--- THE DATA ---

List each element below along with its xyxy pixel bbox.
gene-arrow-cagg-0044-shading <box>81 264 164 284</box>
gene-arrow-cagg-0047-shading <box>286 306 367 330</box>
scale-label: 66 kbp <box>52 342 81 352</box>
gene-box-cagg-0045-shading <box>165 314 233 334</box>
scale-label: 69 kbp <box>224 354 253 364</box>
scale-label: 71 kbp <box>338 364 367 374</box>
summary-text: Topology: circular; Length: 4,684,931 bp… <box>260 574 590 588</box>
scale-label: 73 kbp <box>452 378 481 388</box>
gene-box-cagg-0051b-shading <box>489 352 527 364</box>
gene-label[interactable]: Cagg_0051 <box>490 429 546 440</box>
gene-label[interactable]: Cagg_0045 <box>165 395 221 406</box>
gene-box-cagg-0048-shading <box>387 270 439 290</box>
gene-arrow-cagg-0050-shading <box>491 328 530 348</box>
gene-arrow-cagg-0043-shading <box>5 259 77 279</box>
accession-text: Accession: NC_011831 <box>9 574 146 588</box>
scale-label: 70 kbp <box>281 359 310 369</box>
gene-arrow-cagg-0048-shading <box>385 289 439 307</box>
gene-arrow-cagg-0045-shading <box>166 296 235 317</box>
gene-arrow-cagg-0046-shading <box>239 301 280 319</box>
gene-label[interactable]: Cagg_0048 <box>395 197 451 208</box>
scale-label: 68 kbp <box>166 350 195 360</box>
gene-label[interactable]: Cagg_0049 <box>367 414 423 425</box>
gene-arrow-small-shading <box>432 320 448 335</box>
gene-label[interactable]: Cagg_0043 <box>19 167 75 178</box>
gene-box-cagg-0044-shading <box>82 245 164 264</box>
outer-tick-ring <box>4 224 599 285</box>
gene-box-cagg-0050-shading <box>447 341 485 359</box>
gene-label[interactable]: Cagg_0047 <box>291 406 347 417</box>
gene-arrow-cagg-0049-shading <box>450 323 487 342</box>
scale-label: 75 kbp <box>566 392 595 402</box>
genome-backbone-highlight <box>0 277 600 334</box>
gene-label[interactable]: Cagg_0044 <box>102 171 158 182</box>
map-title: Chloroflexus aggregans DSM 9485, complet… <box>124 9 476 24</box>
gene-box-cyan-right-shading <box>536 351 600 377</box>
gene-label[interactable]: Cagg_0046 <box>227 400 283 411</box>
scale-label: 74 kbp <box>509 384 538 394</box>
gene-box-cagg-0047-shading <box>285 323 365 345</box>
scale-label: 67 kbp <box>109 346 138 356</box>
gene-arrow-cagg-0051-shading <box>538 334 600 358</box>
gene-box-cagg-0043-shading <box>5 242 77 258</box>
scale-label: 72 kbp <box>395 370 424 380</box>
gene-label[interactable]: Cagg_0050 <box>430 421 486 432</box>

---

**GOAL OF THE EXERCISE:**
Could you retype every record above exactly as written?

**FINISHED TASK:**
List each element below along with its xyxy pixel bbox.
gene-arrow-cagg-0044-shading <box>81 264 164 284</box>
gene-arrow-cagg-0047-shading <box>286 306 367 330</box>
scale-label: 66 kbp <box>52 342 81 352</box>
gene-box-cagg-0045-shading <box>165 314 233 334</box>
scale-label: 69 kbp <box>224 354 253 364</box>
scale-label: 71 kbp <box>338 364 367 374</box>
summary-text: Topology: circular; Length: 4,684,931 bp… <box>260 574 590 588</box>
scale-label: 73 kbp <box>452 378 481 388</box>
gene-box-cagg-0051b-shading <box>489 352 527 364</box>
gene-label[interactable]: Cagg_0051 <box>490 429 546 440</box>
gene-label[interactable]: Cagg_0045 <box>165 395 221 406</box>
gene-box-cagg-0048-shading <box>387 270 439 290</box>
gene-arrow-cagg-0050-shading <box>491 328 530 348</box>
gene-arrow-cagg-0043-shading <box>5 259 77 279</box>
accession-text: Accession: NC_011831 <box>9 574 146 588</box>
scale-label: 70 kbp <box>281 359 310 369</box>
gene-arrow-cagg-0048-shading <box>385 289 439 307</box>
gene-arrow-cagg-0045-shading <box>166 296 235 317</box>
gene-arrow-cagg-0046-shading <box>239 301 280 319</box>
gene-label[interactable]: Cagg_0048 <box>395 197 451 208</box>
scale-label: 68 kbp <box>166 350 195 360</box>
gene-label[interactable]: Cagg_0049 <box>367 414 423 425</box>
gene-arrow-small-shading <box>432 320 448 335</box>
gene-label[interactable]: Cagg_0043 <box>19 167 75 178</box>
gene-box-cagg-0044-shading <box>82 245 164 264</box>
outer-tick-ring <box>4 224 599 285</box>
gene-box-cagg-0050-shading <box>447 341 485 359</box>
gene-label[interactable]: Cagg_0047 <box>291 406 347 417</box>
gene-arrow-cagg-0049-shading <box>450 323 487 342</box>
scale-label: 75 kbp <box>566 392 595 402</box>
genome-backbone-highlight <box>0 277 600 334</box>
gene-label[interactable]: Cagg_0044 <box>102 171 158 182</box>
map-title: Chloroflexus aggregans DSM 9485, complet… <box>124 9 476 24</box>
gene-box-cyan-right-shading <box>536 351 600 377</box>
gene-label[interactable]: Cagg_0046 <box>227 400 283 411</box>
scale-label: 74 kbp <box>509 384 538 394</box>
gene-box-cagg-0047-shading <box>285 323 365 345</box>
scale-label: 67 kbp <box>109 346 138 356</box>
gene-arrow-cagg-0051-shading <box>538 334 600 358</box>
gene-box-cagg-0043-shading <box>5 242 77 258</box>
scale-label: 72 kbp <box>395 370 424 380</box>
gene-label[interactable]: Cagg_0050 <box>430 421 486 432</box>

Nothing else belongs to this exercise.